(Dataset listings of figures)
**********
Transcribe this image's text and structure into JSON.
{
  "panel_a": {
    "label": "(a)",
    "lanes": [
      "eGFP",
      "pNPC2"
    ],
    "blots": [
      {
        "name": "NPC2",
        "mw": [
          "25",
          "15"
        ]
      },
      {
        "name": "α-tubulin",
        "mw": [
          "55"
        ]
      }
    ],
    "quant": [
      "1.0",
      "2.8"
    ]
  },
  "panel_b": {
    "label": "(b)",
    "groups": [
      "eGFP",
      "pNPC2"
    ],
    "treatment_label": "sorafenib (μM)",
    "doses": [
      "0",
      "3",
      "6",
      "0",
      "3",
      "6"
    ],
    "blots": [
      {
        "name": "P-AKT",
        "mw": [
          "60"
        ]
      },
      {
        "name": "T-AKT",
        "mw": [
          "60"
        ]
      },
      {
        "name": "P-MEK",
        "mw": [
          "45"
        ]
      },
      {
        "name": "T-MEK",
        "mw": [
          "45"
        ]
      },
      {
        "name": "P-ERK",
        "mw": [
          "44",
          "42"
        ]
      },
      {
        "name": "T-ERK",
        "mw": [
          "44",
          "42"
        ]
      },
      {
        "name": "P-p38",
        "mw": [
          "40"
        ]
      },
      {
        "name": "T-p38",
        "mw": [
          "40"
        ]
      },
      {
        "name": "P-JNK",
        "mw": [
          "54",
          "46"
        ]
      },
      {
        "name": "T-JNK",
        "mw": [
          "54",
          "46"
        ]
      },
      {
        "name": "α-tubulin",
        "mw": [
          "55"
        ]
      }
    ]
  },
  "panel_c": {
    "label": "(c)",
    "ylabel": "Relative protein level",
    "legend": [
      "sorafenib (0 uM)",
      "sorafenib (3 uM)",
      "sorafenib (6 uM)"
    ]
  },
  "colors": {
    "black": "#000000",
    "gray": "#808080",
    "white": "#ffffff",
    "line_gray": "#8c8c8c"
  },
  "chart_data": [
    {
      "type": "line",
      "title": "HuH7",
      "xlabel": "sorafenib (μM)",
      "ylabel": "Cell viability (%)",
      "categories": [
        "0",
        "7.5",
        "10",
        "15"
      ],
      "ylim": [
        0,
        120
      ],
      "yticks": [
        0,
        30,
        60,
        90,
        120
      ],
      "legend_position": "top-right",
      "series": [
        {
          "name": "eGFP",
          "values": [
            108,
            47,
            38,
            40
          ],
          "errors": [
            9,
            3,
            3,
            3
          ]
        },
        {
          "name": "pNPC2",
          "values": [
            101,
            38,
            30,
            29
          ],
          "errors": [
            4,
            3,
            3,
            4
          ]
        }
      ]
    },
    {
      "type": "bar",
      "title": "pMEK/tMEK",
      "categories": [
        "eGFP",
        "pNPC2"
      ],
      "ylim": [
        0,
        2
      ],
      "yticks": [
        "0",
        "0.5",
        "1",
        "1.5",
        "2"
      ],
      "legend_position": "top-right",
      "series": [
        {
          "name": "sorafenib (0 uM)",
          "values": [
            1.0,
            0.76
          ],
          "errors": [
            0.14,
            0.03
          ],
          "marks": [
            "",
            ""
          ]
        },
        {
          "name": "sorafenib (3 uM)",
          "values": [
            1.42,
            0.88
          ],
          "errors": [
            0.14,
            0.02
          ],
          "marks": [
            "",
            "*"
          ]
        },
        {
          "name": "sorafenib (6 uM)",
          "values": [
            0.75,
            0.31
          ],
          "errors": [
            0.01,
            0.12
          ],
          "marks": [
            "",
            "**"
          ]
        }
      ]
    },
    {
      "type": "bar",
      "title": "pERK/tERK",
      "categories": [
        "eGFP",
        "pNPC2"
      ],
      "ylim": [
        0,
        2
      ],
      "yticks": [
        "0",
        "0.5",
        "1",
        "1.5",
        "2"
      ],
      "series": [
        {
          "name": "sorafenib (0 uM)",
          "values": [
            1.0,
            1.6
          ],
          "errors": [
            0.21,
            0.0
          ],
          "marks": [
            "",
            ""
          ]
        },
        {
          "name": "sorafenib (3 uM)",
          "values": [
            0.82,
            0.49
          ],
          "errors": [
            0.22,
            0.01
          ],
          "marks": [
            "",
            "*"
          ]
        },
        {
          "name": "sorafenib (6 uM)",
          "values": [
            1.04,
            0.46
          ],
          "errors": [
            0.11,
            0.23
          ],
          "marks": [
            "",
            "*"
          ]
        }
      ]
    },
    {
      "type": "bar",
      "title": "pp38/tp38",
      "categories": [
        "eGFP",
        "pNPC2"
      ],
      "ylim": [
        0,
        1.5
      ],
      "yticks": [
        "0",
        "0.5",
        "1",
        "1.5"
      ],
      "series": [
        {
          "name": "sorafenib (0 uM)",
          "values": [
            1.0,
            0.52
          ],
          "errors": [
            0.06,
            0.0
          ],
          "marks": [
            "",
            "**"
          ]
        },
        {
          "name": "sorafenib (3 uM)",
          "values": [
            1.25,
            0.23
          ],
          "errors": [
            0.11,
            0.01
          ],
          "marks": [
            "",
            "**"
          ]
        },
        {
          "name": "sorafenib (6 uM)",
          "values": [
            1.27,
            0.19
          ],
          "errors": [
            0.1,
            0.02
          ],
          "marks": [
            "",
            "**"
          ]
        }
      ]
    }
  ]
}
**********
Copy the records above. Leave out nothing.

Transcribe this image's text and structure into JSON.
{
  "panel_a": {
    "label": "(a)",
    "lanes": [
      "eGFP",
      "pNPC2"
    ],
    "blots": [
      {
        "name": "NPC2",
        "mw": [
          "25",
          "15"
        ]
      },
      {
        "name": "α-tubulin",
        "mw": [
          "55"
        ]
      }
    ],
    "quant": [
      "1.0",
      "2.8"
    ]
  },
  "panel_b": {
    "label": "(b)",
    "groups": [
      "eGFP",
      "pNPC2"
    ],
    "treatment_label": "sorafenib (μM)",
    "doses": [
      "0",
      "3",
      "6",
      "0",
      "3",
      "6"
    ],
    "blots": [
      {
        "name": "P-AKT",
        "mw": [
          "60"
        ]
      },
      {
        "name": "T-AKT",
        "mw": [
          "60"
        ]
      },
      {
        "name": "P-MEK",
        "mw": [
          "45"
        ]
      },
      {
        "name": "T-MEK",
        "mw": [
          "45"
        ]
      },
      {
        "name": "P-ERK",
        "mw": [
          "44",
          "42"
        ]
      },
      {
        "name": "T-ERK",
        "mw": [
          "44",
          "42"
        ]
      },
      {
        "name": "P-p38",
        "mw": [
          "40"
        ]
      },
      {
        "name": "T-p38",
        "mw": [
          "40"
        ]
      },
      {
        "name": "P-JNK",
        "mw": [
          "54",
          "46"
        ]
      },
      {
        "name": "T-JNK",
        "mw": [
          "54",
          "46"
        ]
      },
      {
        "name": "α-tubulin",
        "mw": [
          "55"
        ]
      }
    ]
  },
  "panel_c": {
    "label": "(c)",
    "ylabel": "Relative protein level",
    "legend": [
      "sorafenib (0 uM)",
      "sorafenib (3 uM)",
      "sorafenib (6 uM)"
    ]
  },
  "colors": {
    "black": "#000000",
    "gray": "#808080",
    "white": "#ffffff",
    "line_gray": "#8c8c8c"
  },
  "chart_data": [
    {
      "type": "line",
      "title": "HuH7",
      "xlabel": "sorafenib (μM)",
      "ylabel": "Cell viability (%)",
      "categories": [
        "0",
        "7.5",
        "10",
        "15"
      ],
      "ylim": [
        0,
        120
      ],
      "yticks": [
        0,
        30,
        60,
        90,
        120
      ],
      "legend_position": "top-right",
      "series": [
        {
          "name": "eGFP",
          "values": [
            108,
            47,
            38,
            40
          ],
          "errors": [
            9,
            3,
            3,
            3
          ]
        },
        {
          "name": "pNPC2",
          "values": [
            101,
            38,
            30,
            29
          ],
          "errors": [
            4,
            3,
            3,
            4
          ]
        }
      ]
    },
    {
      "type": "bar",
      "title": "pMEK/tMEK",
      "categories": [
        "eGFP",
        "pNPC2"
      ],
      "ylim": [
        0,
        2
      ],
      "yticks": [
        "0",
        "0.5",
        "1",
        "1.5",
        "2"
      ],
      "legend_position": "top-right",
      "series": [
        {
          "name": "sorafenib (0 uM)",
          "values": [
            1.0,
            0.76
          ],
          "errors": [
            0.14,
            0.03
          ],
          "marks": [
            "",
            ""
          ]
        },
        {
          "name": "sorafenib (3 uM)",
          "values": [
            1.42,
            0.88
          ],
          "errors": [
            0.14,
            0.02
          ],
          "marks": [
            "",
            "*"
          ]
        },
        {
          "name": "sorafenib (6 uM)",
          "values": [
            0.75,
            0.31
          ],
          "errors": [
            0.01,
            0.12
          ],
          "marks": [
            "",
            "**"
          ]
        }
      ]
    },
    {
      "type": "bar",
      "title": "pERK/tERK",
      "categories": [
        "eGFP",
        "pNPC2"
      ],
      "ylim": [
        0,
        2
      ],
      "yticks": [
        "0",
        "0.5",
        "1",
        "1.5",
        "2"
      ],
      "series": [
        {
          "name": "sorafenib (0 uM)",
          "values": [
            1.0,
            1.6
          ],
          "errors": [
            0.21,
            0.0
          ],
          "marks": [
            "",
            ""
          ]
        },
        {
          "name": "sorafenib (3 uM)",
          "values": [
            0.82,
            0.49
          ],
          "errors": [
            0.22,
            0.01
          ],
          "marks": [
            "",
            "*"
          ]
        },
        {
          "name": "sorafenib (6 uM)",
          "values": [
            1.04,
            0.46
          ],
          "errors": [
            0.11,
            0.23
          ],
          "marks": [
            "",
            "*"
          ]
        }
      ]
    },
    {
      "type": "bar",
      "title": "pp38/tp38",
      "categories": [
        "eGFP",
        "pNPC2"
      ],
      "ylim": [
        0,
        1.5
      ],
      "yticks": [
        "0",
        "0.5",
        "1",
        "1.5"
      ],
      "series": [
        {
          "name": "sorafenib (0 uM)",
          "values": [
            1.0,
            0.52
          ],
          "errors": [
            0.06,
            0.0
          ],
          "marks": [
            "",
            "**"
          ]
        },
        {
          "name": "sorafenib (3 uM)",
          "values": [
            1.25,
            0.23
          ],
          "errors": [
            0.11,
            0.01
          ],
          "marks": [
            "",
            "**"
          ]
        },
        {
          "name": "sorafenib (6 uM)",
          "values": [
            1.27,
            0.19
          ],
          "errors": [
            0.1,
            0.02
          ],
          "marks": [
            "",
            "**"
          ]
        }
      ]
    }
  ]
}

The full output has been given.